#### Source data

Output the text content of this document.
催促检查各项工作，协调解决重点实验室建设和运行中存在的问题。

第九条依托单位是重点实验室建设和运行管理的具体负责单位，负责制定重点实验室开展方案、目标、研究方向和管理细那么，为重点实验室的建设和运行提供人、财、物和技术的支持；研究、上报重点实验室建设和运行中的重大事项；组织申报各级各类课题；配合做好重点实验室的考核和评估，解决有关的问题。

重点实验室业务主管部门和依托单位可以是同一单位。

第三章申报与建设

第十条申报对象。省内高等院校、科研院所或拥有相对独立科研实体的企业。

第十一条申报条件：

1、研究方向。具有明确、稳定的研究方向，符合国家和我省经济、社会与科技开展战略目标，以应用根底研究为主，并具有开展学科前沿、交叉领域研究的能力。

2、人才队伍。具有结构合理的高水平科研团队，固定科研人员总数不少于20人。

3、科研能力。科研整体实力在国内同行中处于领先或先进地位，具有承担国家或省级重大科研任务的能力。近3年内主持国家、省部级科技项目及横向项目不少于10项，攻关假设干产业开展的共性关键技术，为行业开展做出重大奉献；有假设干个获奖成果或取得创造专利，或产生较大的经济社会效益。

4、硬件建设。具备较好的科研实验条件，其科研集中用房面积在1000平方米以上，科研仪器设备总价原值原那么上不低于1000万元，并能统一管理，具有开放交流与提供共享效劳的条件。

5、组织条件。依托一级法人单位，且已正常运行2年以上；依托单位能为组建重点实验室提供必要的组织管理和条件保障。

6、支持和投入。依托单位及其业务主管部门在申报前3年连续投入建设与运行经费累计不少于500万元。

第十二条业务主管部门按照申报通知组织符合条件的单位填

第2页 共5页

########

• **Exercise**
Reproduce each entry above exactly, keeping every word.

• **Task response**
Output the text content of this document.
催促检查各项工作，协调解决重点实验室建设和运行中存在的问题。

第九条依托单位是重点实验室建设和运行管理的具体负责单位，负责制定重点实验室开展方案、目标、研究方向和管理细那么，为重点实验室的建设和运行提供人、财、物和技术的支持；研究、上报重点实验室建设和运行中的重大事项；组织申报各级各类课题；配合做好重点实验室的考核和评估，解决有关的问题。

重点实验室业务主管部门和依托单位可以是同一单位。

第三章申报与建设

第十条申报对象。省内高等院校、科研院所或拥有相对独立科研实体的企业。

第十一条申报条件：

1、研究方向。具有明确、稳定的研究方向，符合国家和我省经济、社会与科技开展战略目标，以应用根底研究为主，并具有开展学科前沿、交叉领域研究的能力。

2、人才队伍。具有结构合理的高水平科研团队，固定科研人员总数不少于20人。

3、科研能力。科研整体实力在国内同行中处于领先或先进地位，具有承担国家或省级重大科研任务的能力。近3年内主持国家、省部级科技项目及横向项目不少于10项，攻关假设干产业开展的共性关键技术，为行业开展做出重大奉献；有假设干个获奖成果或取得创造专利，或产生较大的经济社会效益。

4、硬件建设。具备较好的科研实验条件，其科研集中用房面积在1000平方米以上，科研仪器设备总价原值原那么上不低于1000万元，并能统一管理，具有开放交流与提供共享效劳的条件。

5、组织条件。依托一级法人单位，且已正常运行2年以上；依托单位能为组建重点实验室提供必要的组织管理和条件保障。

6、支持和投入。依托单位及其业务主管部门在申报前3年连续投入建设与运行经费累计不少于500万元。

第十二条业务主管部门按照申报通知组织符合条件的单位填

第2页 共5页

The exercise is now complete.